> WRITTEN TASK
Your task is to copy the listing exactly. Drop any pictures from the copy.

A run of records

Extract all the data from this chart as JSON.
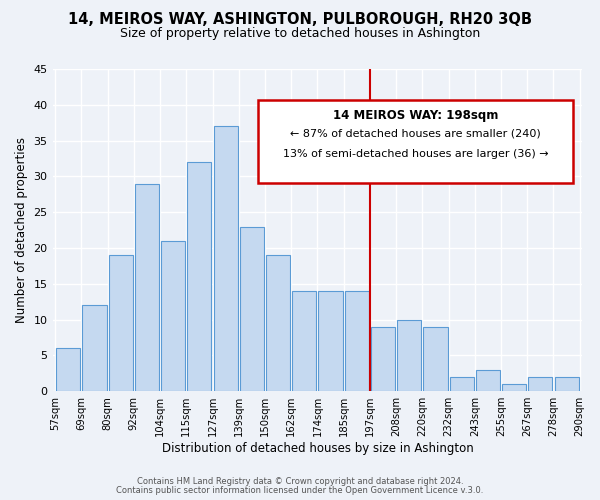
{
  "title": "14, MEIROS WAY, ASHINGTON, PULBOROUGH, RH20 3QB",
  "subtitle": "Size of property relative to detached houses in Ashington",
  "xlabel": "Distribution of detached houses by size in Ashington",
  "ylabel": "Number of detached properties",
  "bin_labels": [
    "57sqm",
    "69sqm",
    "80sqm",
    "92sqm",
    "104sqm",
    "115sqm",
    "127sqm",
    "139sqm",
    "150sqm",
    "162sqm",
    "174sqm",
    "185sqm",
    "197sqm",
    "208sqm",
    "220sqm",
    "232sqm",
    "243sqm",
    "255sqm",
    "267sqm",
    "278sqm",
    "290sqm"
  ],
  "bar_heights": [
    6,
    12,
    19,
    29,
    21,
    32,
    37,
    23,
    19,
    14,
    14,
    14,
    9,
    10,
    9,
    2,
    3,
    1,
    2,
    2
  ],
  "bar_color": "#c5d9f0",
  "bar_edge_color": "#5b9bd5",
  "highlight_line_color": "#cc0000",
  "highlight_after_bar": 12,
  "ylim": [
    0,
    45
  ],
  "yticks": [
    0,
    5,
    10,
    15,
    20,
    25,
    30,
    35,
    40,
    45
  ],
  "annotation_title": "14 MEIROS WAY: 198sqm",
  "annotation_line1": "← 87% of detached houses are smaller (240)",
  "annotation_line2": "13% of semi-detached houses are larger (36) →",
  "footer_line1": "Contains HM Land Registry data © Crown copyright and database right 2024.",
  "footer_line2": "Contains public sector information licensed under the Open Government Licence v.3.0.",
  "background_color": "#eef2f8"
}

> SOLUTION
Extract all the data from this chart as JSON.
{
  "title": "14, MEIROS WAY, ASHINGTON, PULBOROUGH, RH20 3QB",
  "subtitle": "Size of property relative to detached houses in Ashington",
  "xlabel": "Distribution of detached houses by size in Ashington",
  "ylabel": "Number of detached properties",
  "bin_labels": [
    "57sqm",
    "69sqm",
    "80sqm",
    "92sqm",
    "104sqm",
    "115sqm",
    "127sqm",
    "139sqm",
    "150sqm",
    "162sqm",
    "174sqm",
    "185sqm",
    "197sqm",
    "208sqm",
    "220sqm",
    "232sqm",
    "243sqm",
    "255sqm",
    "267sqm",
    "278sqm",
    "290sqm"
  ],
  "bar_heights": [
    6,
    12,
    19,
    29,
    21,
    32,
    37,
    23,
    19,
    14,
    14,
    14,
    9,
    10,
    9,
    2,
    3,
    1,
    2,
    2
  ],
  "bar_color": "#c5d9f0",
  "bar_edge_color": "#5b9bd5",
  "highlight_line_color": "#cc0000",
  "highlight_after_bar": 12,
  "ylim": [
    0,
    45
  ],
  "yticks": [
    0,
    5,
    10,
    15,
    20,
    25,
    30,
    35,
    40,
    45
  ],
  "annotation_title": "14 MEIROS WAY: 198sqm",
  "annotation_line1": "← 87% of detached houses are smaller (240)",
  "annotation_line2": "13% of semi-detached houses are larger (36) →",
  "footer_line1": "Contains HM Land Registry data © Crown copyright and database right 2024.",
  "footer_line2": "Contains public sector information licensed under the Open Government Licence v.3.0.",
  "background_color": "#eef2f8"
}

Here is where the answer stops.